■ **WHAT THE EXERCISE ASKS**:
Pull each line holding "icon" out of the entries below.

(Chart and figure data)
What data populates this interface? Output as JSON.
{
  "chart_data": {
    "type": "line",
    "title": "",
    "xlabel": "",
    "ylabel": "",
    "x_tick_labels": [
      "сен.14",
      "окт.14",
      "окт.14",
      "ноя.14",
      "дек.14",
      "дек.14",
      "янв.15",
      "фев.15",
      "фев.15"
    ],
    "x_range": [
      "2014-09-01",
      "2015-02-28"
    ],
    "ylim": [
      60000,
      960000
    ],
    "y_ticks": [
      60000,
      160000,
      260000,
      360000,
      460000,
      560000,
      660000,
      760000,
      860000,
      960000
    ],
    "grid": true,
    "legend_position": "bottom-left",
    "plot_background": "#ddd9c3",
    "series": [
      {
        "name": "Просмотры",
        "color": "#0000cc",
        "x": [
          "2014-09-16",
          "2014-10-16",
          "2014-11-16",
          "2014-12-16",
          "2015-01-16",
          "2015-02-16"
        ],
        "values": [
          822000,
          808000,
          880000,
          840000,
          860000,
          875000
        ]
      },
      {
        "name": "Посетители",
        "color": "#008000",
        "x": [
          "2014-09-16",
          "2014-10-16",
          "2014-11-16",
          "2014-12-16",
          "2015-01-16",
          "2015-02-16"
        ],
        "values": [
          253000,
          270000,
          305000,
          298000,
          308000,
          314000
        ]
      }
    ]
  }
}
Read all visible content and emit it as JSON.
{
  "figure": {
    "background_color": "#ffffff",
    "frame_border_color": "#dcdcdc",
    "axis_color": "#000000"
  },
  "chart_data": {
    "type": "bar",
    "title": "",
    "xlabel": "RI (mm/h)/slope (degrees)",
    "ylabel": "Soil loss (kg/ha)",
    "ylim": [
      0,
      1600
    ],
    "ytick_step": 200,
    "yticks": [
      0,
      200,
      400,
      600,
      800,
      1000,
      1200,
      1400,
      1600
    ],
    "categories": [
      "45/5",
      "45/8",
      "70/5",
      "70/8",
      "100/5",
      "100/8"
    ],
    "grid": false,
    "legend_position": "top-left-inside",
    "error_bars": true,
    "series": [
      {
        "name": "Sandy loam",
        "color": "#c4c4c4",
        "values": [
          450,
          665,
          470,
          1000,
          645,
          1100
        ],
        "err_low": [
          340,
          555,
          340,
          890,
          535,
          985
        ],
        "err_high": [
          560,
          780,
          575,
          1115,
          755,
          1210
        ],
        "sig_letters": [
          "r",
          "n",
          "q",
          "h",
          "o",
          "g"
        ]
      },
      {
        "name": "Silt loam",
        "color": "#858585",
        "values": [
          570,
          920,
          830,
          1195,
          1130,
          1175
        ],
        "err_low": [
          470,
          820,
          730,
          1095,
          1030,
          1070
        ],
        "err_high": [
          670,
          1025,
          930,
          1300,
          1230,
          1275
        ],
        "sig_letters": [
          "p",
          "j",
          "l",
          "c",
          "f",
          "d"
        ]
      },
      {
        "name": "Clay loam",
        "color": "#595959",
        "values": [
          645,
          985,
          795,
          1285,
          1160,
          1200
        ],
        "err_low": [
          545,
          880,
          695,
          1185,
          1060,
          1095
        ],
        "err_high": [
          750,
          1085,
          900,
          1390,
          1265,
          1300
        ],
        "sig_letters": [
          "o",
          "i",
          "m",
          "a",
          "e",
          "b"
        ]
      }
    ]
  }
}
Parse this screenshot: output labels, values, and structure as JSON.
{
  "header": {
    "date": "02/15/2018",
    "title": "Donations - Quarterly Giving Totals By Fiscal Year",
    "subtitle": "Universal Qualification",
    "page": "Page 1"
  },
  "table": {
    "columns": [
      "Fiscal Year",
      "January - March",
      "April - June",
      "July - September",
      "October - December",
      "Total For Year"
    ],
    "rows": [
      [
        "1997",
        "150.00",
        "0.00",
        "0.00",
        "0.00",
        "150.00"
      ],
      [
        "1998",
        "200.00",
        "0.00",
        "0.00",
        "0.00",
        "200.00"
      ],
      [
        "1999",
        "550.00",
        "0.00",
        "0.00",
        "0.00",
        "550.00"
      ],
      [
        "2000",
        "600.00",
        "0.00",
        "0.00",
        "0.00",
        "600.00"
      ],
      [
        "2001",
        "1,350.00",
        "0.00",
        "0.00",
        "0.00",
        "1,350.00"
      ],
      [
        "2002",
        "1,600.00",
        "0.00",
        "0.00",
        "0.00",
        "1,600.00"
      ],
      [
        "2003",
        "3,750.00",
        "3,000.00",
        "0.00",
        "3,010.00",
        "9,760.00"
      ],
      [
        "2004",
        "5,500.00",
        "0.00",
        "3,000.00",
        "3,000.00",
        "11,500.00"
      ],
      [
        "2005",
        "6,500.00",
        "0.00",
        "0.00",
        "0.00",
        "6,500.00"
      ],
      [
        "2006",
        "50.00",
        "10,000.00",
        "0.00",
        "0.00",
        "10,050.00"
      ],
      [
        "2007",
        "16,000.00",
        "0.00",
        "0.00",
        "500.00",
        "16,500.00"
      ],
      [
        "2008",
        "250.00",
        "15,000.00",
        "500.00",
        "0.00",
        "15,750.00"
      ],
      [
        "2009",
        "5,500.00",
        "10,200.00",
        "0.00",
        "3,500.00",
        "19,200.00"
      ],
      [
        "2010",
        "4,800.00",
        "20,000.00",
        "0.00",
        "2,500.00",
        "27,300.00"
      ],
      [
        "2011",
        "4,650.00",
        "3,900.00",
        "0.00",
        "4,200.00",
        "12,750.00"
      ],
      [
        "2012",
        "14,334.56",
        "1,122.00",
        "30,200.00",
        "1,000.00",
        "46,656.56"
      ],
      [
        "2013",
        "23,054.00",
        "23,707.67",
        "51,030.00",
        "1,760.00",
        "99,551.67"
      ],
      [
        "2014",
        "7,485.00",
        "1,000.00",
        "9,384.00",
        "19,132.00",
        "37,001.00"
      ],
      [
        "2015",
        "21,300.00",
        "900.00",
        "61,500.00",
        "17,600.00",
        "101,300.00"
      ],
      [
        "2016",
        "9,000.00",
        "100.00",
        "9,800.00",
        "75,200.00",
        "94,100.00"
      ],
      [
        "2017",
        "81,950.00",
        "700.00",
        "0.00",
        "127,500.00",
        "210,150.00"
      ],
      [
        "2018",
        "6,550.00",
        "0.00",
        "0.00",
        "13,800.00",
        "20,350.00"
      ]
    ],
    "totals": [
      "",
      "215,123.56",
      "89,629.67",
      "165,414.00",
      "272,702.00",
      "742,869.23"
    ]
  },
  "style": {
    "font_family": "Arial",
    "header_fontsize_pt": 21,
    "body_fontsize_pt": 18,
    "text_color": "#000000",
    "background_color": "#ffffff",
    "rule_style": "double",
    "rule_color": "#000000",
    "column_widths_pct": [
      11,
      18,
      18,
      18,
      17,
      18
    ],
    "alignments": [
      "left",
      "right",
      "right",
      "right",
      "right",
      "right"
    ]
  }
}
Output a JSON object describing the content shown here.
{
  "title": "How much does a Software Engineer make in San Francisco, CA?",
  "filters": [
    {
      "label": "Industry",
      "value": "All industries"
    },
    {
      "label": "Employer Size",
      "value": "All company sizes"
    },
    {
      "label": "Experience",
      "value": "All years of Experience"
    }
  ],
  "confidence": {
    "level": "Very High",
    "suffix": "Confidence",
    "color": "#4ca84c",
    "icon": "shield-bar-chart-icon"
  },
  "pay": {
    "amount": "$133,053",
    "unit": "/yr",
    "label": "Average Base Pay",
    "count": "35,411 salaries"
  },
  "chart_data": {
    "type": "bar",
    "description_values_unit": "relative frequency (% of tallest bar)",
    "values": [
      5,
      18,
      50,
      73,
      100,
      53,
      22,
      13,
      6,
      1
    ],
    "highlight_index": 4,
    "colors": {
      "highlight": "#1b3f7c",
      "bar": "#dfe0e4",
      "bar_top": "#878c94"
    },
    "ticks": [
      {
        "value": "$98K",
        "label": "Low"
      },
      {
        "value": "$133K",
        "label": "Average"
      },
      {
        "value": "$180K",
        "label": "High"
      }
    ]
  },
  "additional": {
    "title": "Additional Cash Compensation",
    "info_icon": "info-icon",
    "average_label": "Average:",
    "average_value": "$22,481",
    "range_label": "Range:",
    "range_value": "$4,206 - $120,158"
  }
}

■ **SOLUTION**:
    "icon": "shield-bar-chart-icon"
    "info_icon": "info-icon",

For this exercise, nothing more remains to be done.